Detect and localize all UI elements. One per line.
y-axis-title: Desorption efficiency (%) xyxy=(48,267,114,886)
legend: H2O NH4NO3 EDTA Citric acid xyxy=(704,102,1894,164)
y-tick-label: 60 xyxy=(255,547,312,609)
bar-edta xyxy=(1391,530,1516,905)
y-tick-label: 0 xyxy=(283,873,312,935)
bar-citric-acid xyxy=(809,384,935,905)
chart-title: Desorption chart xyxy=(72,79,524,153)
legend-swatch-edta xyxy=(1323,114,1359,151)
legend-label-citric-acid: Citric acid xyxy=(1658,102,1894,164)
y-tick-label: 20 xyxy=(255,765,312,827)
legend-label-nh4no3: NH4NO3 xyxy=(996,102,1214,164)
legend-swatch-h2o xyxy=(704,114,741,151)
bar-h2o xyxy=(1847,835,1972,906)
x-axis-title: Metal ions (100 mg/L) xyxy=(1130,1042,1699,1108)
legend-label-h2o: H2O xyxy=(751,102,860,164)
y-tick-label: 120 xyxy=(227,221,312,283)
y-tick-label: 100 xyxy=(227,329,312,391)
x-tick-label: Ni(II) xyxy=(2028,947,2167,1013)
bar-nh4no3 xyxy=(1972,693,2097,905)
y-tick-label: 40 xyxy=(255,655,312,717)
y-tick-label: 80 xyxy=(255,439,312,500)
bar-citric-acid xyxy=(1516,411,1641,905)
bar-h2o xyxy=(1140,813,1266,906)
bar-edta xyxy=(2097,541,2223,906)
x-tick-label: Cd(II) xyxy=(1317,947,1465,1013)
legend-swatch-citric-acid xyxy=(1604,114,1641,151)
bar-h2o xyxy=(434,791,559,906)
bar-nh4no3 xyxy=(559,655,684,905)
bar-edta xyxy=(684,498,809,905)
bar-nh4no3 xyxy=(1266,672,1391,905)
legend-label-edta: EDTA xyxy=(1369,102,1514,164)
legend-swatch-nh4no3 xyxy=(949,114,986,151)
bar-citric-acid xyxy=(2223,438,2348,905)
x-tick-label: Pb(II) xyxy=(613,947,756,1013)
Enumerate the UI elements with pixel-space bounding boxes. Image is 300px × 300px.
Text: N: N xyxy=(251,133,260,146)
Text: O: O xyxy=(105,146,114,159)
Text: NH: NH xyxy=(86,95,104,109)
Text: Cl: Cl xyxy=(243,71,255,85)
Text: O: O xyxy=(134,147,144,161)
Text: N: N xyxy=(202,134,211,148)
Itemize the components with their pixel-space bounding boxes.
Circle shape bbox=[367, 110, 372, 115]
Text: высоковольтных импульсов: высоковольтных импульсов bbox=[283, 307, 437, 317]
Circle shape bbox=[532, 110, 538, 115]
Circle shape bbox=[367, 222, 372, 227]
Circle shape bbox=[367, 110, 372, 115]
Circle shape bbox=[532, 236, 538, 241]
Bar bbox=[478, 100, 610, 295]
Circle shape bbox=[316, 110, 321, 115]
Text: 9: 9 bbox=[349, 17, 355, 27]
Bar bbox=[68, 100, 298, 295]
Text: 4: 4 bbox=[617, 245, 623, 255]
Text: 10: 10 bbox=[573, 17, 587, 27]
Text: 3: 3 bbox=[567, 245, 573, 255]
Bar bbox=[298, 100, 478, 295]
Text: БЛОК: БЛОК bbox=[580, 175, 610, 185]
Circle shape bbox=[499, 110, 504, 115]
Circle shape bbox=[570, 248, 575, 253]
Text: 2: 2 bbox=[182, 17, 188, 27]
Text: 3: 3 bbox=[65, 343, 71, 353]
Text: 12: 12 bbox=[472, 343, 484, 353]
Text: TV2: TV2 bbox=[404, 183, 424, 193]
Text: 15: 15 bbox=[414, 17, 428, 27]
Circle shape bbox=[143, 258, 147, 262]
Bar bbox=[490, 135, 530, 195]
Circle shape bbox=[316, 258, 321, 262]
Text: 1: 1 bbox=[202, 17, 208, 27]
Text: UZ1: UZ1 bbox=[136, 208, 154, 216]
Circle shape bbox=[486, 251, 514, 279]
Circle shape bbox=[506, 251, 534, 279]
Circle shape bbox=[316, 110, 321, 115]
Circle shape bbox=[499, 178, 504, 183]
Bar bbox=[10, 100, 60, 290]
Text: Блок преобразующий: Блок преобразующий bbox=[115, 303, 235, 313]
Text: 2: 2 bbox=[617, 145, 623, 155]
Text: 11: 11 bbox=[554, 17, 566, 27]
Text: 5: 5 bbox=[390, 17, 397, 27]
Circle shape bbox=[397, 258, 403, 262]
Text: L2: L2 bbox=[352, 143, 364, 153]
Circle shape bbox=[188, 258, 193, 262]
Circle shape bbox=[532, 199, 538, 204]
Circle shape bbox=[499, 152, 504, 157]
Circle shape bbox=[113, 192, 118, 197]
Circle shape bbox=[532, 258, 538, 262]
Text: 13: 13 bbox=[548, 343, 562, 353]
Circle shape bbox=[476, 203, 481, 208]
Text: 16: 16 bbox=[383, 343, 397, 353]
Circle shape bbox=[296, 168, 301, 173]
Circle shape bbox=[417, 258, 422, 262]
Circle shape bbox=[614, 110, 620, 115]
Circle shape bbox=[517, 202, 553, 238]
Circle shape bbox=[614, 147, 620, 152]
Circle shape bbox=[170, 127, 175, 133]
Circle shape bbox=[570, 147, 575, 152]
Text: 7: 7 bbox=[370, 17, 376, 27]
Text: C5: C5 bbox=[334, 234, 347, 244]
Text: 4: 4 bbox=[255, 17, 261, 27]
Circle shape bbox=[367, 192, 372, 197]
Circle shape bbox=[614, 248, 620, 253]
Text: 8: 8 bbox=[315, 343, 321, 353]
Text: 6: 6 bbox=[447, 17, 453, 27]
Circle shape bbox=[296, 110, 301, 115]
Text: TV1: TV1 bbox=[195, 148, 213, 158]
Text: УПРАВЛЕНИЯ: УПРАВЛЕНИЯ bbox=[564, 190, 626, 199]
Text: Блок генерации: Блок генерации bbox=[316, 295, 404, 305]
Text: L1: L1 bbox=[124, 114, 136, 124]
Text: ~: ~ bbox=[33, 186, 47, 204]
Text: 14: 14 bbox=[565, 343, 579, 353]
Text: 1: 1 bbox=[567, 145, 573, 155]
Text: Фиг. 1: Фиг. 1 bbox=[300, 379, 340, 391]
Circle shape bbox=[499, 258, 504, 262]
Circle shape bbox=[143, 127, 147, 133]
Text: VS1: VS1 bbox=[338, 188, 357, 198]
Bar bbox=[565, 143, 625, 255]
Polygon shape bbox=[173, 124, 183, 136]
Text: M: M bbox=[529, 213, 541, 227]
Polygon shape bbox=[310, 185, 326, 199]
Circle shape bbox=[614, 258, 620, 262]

-=-=-

■ SET PROBLEM: Print the data again word for word, starting at its very first line and ending at the line that contains "Enumerate the UI".

■ EXPECTED ANSWER:
Detect and localize all UI elements. One per line.
y-axis-title: Desorption efficiency (%) xyxy=(48,267,114,886)
legend: H2O NH4NO3 EDTA Citric acid xyxy=(704,102,1894,164)
y-tick-label: 60 xyxy=(255,547,312,609)
bar-edta xyxy=(1391,530,1516,905)
y-tick-label: 0 xyxy=(283,873,312,935)
bar-citric-acid xyxy=(809,384,935,905)
chart-title: Desorption chart xyxy=(72,79,524,153)
legend-swatch-edta xyxy=(1323,114,1359,151)
legend-label-citric-acid: Citric acid xyxy=(1658,102,1894,164)
y-tick-label: 20 xyxy=(255,765,312,827)
legend-label-nh4no3: NH4NO3 xyxy=(996,102,1214,164)
legend-swatch-h2o xyxy=(704,114,741,151)
bar-h2o xyxy=(1847,835,1972,906)
x-axis-title: Metal ions (100 mg/L) xyxy=(1130,1042,1699,1108)
legend-label-h2o: H2O xyxy=(751,102,860,164)
y-tick-label: 120 xyxy=(227,221,312,283)
y-tick-label: 100 xyxy=(227,329,312,391)
x-tick-label: Ni(II) xyxy=(2028,947,2167,1013)
bar-nh4no3 xyxy=(1972,693,2097,905)
y-tick-label: 40 xyxy=(255,655,312,717)
y-tick-label: 80 xyxy=(255,439,312,500)
bar-citric-acid xyxy=(1516,411,1641,905)
bar-h2o xyxy=(1140,813,1266,906)
bar-edta xyxy=(2097,541,2223,906)
x-tick-label: Cd(II) xyxy=(1317,947,1465,1013)
legend-swatch-citric-acid xyxy=(1604,114,1641,151)
bar-h2o xyxy=(434,791,559,906)
bar-nh4no3 xyxy=(559,655,684,905)
bar-edta xyxy=(684,498,809,905)
bar-nh4no3 xyxy=(1266,672,1391,905)
legend-label-edta: EDTA xyxy=(1369,102,1514,164)
legend-swatch-nh4no3 xyxy=(949,114,986,151)
bar-citric-acid xyxy=(2223,438,2348,905)
x-tick-label: Pb(II) xyxy=(613,947,756,1013)
Enumerate the UI elements with pixel-space bounding boxes. Image is 300px × 300px.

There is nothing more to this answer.